◆ TASK:
Check each line of the material below for "Assistant", then copy the ones that contain it.

Saved entries
================
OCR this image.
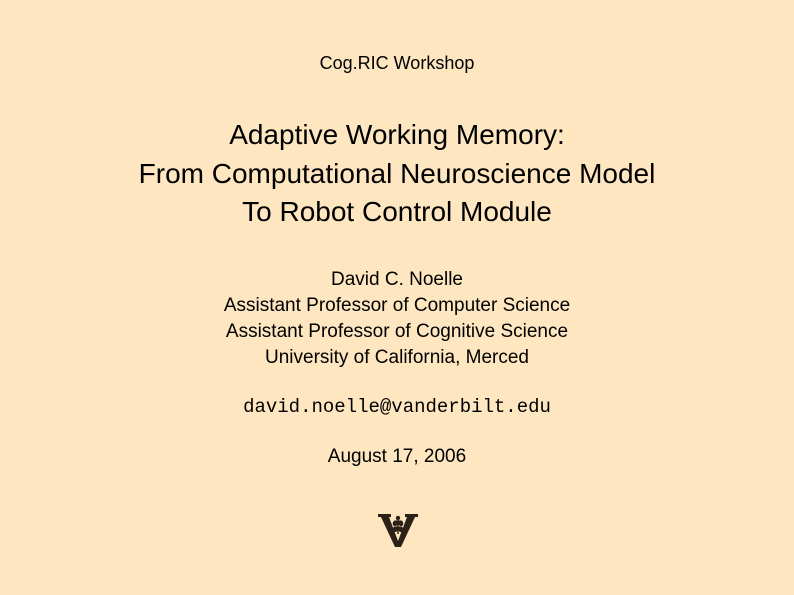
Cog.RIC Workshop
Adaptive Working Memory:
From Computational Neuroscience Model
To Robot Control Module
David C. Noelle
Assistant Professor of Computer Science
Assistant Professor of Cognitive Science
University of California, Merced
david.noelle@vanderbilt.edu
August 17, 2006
================
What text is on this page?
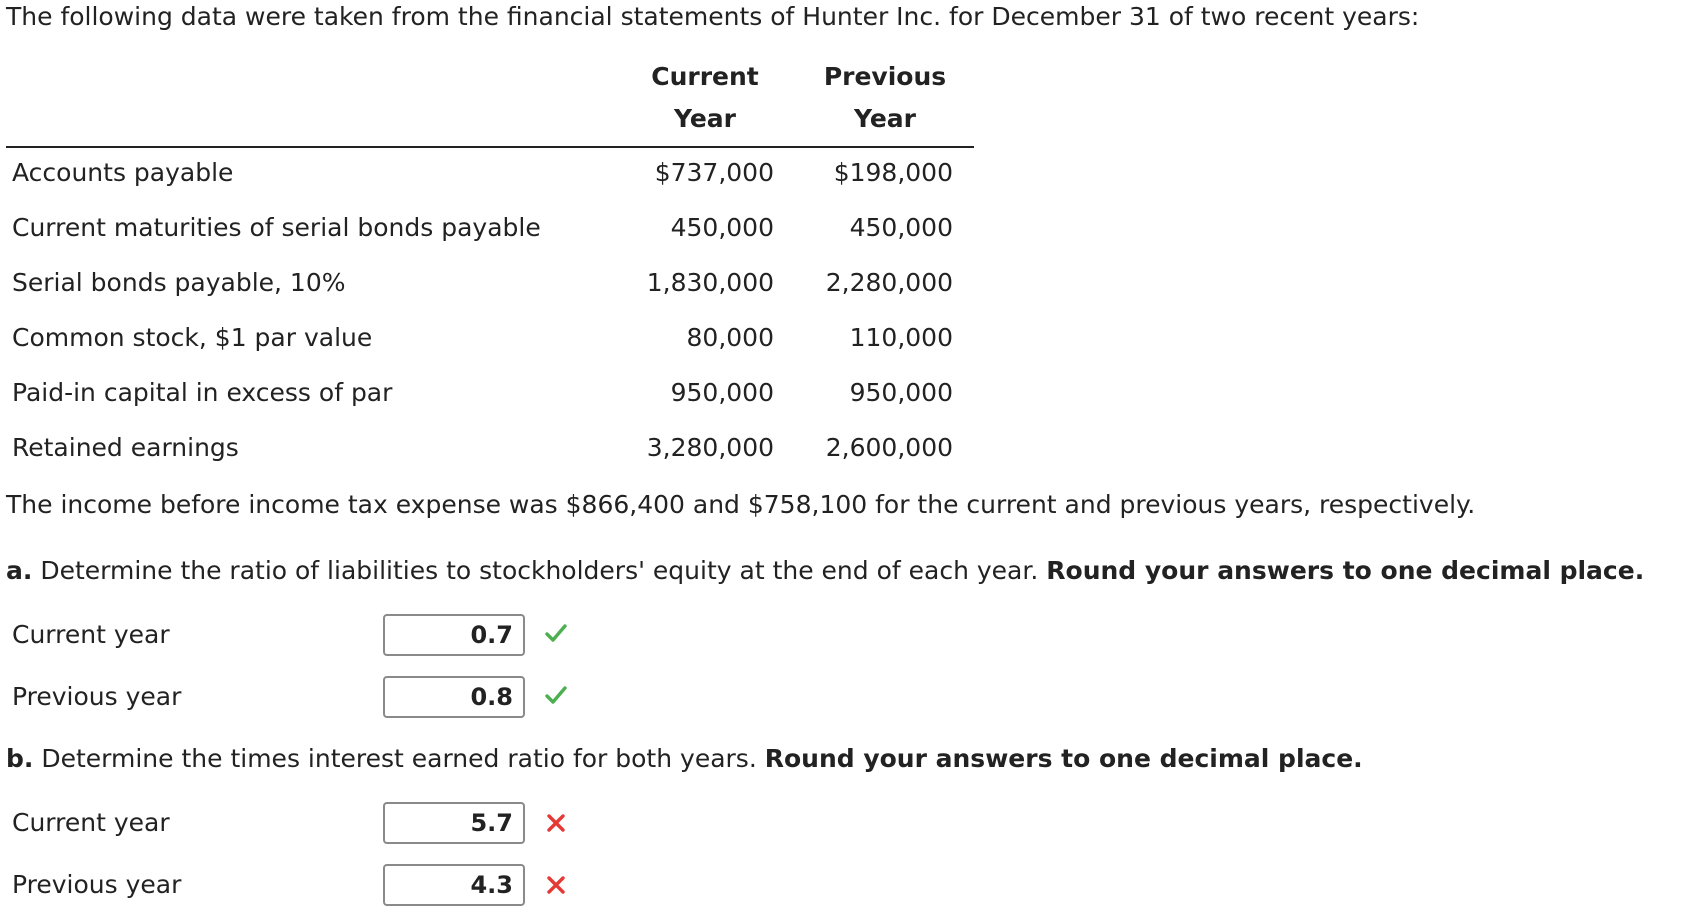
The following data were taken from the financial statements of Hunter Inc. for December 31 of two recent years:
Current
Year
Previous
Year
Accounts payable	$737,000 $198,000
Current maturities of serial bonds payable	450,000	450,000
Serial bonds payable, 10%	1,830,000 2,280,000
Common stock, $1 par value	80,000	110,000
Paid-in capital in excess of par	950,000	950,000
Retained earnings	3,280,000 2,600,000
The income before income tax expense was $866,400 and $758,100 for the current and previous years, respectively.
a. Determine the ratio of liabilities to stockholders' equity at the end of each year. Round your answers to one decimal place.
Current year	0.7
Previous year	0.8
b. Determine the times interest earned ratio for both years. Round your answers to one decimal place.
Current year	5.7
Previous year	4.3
================
◆ WRITTEN REPLY:
Assistant Professor of Computer Science
Assistant Professor of Cognitive Science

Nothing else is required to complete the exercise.